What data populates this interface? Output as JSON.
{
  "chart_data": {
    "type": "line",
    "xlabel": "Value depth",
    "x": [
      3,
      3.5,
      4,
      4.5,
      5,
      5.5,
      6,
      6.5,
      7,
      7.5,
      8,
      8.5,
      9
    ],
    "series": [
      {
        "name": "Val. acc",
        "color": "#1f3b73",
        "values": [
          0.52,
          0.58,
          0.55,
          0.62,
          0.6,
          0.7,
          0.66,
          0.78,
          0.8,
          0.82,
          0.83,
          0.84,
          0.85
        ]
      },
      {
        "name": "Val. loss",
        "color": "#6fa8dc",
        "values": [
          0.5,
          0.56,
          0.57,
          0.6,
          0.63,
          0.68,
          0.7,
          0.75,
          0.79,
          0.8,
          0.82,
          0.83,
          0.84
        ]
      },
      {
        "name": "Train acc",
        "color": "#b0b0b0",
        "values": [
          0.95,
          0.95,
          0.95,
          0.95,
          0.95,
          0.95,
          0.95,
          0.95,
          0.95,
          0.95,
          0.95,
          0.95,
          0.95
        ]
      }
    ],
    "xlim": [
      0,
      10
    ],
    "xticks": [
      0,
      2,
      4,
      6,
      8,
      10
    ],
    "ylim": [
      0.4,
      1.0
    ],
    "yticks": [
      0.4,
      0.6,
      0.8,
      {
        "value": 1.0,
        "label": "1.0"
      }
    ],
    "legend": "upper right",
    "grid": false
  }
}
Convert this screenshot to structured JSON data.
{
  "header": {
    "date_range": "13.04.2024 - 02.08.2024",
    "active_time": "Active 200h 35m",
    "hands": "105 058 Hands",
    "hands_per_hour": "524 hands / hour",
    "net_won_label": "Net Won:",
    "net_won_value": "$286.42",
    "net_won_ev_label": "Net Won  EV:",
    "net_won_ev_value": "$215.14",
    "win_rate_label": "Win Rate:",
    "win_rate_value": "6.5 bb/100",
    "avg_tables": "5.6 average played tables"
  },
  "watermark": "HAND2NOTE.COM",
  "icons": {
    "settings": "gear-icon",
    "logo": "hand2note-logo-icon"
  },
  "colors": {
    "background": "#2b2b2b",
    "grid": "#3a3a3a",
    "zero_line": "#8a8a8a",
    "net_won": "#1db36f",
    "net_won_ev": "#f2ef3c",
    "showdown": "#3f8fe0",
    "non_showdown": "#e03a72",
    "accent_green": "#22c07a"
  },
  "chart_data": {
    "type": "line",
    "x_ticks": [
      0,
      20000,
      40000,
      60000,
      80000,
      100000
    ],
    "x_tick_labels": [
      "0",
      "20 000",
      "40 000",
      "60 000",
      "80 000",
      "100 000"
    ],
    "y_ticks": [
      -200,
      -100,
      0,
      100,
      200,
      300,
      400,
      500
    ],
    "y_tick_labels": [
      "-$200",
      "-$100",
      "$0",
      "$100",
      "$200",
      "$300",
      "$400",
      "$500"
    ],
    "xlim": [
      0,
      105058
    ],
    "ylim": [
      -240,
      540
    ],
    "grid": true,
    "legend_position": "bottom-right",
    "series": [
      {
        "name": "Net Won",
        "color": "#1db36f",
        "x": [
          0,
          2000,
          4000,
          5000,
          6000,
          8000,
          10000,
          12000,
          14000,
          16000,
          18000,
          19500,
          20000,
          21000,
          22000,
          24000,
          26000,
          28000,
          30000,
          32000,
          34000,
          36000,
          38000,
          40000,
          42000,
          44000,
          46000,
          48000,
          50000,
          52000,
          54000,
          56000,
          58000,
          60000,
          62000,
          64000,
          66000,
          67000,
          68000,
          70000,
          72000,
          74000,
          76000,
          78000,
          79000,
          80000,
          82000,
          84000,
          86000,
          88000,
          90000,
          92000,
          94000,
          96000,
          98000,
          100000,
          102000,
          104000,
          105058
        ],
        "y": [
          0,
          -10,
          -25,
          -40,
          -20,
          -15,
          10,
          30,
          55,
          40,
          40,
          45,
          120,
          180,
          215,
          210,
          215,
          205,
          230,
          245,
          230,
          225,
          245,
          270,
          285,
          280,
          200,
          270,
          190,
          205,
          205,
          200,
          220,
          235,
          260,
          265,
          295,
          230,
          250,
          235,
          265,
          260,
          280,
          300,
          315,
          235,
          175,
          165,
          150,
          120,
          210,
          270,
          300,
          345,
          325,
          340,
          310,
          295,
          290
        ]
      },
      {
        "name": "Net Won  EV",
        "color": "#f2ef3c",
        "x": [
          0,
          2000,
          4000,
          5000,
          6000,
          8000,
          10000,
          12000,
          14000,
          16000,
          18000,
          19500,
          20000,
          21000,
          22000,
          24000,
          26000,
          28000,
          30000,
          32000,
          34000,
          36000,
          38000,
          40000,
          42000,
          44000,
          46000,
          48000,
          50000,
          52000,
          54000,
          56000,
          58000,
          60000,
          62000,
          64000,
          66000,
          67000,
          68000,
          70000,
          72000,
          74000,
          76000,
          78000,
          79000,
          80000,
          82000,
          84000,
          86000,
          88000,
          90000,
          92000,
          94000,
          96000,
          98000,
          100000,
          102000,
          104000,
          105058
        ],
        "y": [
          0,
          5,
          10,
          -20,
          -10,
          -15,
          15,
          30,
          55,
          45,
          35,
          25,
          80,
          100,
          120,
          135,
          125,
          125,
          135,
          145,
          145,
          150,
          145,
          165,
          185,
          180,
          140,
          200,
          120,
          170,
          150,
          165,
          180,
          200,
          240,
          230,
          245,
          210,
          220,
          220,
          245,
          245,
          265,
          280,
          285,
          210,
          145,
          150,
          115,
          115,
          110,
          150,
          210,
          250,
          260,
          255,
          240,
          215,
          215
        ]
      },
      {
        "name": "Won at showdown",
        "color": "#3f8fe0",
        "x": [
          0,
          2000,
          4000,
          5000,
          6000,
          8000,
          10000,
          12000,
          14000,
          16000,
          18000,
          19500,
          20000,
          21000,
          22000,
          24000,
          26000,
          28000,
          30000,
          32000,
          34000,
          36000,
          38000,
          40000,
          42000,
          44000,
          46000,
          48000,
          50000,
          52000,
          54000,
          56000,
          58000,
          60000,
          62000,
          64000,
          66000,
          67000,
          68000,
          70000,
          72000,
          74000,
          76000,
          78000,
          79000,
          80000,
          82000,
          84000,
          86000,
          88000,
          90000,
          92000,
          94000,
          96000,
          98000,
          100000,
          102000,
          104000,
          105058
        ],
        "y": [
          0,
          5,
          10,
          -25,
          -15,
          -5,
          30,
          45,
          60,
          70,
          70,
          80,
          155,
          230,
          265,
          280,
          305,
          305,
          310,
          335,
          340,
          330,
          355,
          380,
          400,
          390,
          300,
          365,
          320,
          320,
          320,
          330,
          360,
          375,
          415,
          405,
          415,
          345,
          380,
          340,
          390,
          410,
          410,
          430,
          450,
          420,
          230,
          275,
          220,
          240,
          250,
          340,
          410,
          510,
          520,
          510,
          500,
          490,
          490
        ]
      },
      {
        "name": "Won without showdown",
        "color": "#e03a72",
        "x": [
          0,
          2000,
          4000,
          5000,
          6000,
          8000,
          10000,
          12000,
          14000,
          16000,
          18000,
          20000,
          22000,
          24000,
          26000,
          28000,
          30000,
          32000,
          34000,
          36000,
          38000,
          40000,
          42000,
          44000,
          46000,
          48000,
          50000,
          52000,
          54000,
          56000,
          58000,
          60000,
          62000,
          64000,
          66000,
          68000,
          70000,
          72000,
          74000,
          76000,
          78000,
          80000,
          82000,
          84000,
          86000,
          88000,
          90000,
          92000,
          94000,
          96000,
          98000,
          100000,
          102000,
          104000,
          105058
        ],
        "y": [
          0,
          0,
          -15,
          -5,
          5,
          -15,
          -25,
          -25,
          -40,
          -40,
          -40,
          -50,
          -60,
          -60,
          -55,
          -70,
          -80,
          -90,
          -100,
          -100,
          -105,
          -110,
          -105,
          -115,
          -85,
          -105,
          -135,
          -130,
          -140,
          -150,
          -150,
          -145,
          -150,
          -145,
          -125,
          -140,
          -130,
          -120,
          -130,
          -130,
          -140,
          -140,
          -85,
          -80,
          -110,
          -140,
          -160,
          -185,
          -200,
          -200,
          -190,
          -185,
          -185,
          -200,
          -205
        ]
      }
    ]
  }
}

·····

Written task ::
Of the lines in this data, how many contain "JSON"? Reply with only the number.

Exercise answer ::
2